• STATED TASK: Locate the lines where "type" occurs and copy them as they stand.

* BEGIN DATA TO PROCESS *

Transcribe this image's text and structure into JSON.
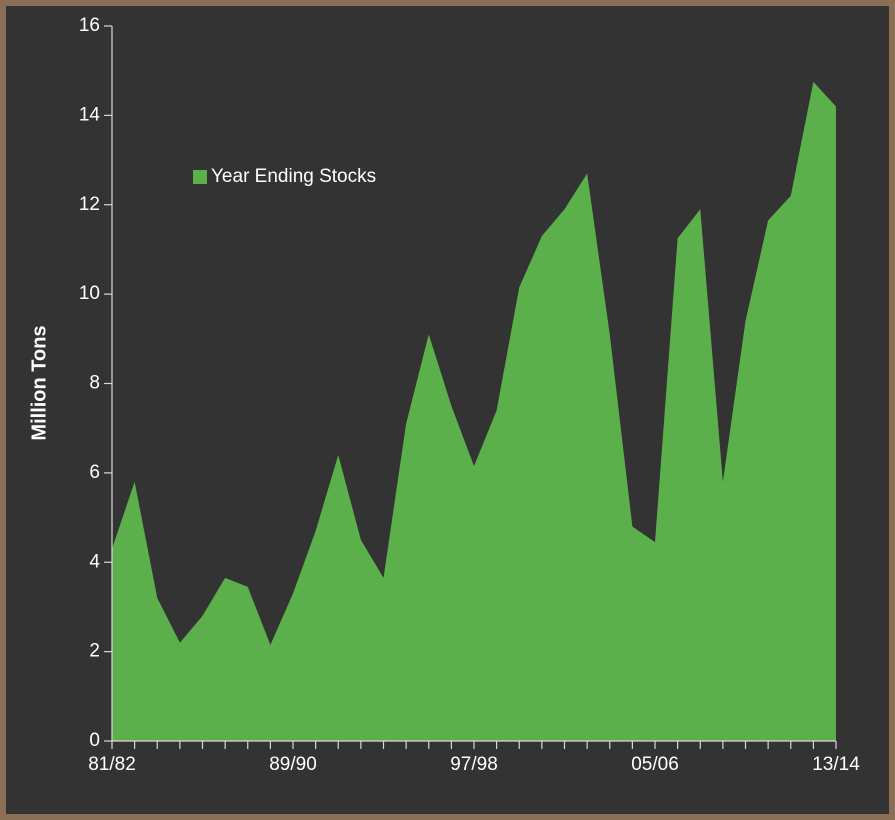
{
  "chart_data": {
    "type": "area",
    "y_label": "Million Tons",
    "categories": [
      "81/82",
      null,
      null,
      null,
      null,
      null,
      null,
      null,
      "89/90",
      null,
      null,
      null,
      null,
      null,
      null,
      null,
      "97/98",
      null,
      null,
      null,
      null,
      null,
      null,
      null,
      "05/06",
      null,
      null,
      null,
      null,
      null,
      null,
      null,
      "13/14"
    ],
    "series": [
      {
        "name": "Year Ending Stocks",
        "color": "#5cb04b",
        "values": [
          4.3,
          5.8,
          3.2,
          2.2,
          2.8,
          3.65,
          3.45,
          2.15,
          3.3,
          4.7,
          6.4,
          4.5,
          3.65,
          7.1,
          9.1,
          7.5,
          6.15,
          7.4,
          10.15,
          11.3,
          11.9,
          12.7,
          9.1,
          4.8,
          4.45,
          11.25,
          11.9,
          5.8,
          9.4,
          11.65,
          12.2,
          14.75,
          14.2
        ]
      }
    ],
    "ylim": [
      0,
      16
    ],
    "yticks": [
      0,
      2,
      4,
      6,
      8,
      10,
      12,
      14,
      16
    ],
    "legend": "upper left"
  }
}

* END DATA TO PROCESS *
* BEGIN DATA TO PROCESS *

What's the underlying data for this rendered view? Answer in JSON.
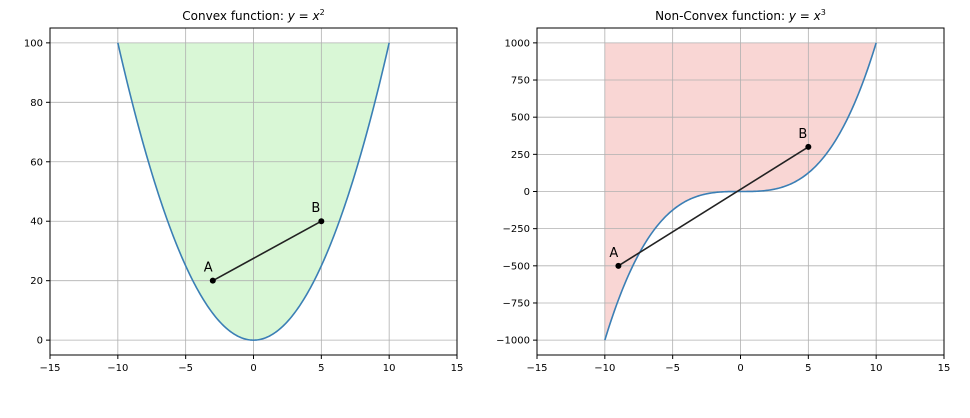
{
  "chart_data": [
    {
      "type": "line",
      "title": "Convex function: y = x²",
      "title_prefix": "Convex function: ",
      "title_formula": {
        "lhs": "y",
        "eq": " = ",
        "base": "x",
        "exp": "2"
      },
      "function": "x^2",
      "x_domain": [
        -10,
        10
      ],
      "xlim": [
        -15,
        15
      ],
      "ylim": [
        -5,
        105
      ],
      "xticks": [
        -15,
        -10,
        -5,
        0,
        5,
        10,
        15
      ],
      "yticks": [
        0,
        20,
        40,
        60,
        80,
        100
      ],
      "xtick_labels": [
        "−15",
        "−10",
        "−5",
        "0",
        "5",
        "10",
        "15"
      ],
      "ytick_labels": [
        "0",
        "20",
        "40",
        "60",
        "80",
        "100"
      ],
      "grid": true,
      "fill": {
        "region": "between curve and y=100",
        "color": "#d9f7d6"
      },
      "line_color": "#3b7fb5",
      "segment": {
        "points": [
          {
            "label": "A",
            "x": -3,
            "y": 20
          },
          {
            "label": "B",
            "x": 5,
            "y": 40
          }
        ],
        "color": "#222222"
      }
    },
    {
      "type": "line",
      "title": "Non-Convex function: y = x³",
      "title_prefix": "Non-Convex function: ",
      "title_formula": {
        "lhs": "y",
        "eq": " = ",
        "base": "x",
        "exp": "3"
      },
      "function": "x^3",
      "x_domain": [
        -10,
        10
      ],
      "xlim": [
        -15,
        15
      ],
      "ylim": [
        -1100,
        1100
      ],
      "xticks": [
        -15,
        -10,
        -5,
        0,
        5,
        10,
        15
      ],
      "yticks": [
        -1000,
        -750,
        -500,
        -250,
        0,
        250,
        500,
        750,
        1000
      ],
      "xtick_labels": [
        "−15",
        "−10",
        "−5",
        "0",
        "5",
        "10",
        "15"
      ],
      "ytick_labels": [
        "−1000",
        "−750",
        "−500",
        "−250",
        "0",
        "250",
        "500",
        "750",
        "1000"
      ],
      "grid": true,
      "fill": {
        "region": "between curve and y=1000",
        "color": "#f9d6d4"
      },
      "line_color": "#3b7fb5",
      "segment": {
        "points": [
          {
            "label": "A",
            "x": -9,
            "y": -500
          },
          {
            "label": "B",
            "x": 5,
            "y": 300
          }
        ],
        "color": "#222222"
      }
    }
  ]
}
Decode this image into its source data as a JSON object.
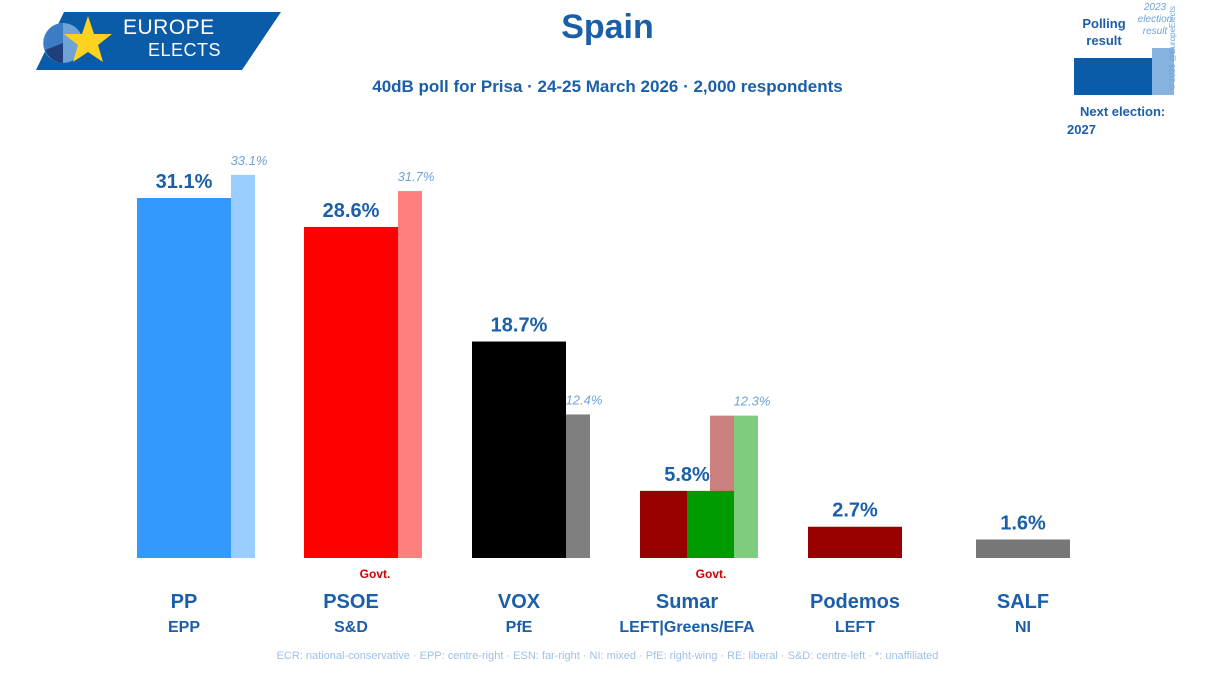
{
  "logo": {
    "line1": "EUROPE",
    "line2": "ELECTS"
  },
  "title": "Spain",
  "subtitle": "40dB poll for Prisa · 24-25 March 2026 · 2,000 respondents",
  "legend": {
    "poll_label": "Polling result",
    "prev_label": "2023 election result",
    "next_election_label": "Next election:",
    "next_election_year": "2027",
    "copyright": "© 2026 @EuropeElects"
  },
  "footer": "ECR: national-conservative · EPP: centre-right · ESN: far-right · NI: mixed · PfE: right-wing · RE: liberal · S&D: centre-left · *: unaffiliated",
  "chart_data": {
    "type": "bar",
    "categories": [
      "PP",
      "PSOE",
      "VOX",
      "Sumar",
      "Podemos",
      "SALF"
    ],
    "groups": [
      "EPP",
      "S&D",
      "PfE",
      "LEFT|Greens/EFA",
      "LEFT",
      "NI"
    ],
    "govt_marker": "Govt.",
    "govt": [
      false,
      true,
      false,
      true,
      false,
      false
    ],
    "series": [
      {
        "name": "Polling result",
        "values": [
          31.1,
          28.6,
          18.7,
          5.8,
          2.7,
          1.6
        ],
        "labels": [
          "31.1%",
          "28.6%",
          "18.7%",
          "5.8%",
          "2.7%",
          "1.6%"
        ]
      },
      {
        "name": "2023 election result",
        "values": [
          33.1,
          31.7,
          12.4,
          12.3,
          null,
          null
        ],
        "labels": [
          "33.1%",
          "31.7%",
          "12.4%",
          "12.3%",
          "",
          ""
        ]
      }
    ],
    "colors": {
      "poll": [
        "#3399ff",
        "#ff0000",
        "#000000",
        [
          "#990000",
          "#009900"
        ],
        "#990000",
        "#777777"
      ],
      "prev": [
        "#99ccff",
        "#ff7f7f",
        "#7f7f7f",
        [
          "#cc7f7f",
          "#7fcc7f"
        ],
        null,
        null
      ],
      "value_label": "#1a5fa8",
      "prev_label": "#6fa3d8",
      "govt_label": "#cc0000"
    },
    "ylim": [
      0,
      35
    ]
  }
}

* END DATA TO PROCESS *

• WRITTEN REPLY:
    "type": "area",
      "type": "line",
      "type": "line",
    "type": "bar",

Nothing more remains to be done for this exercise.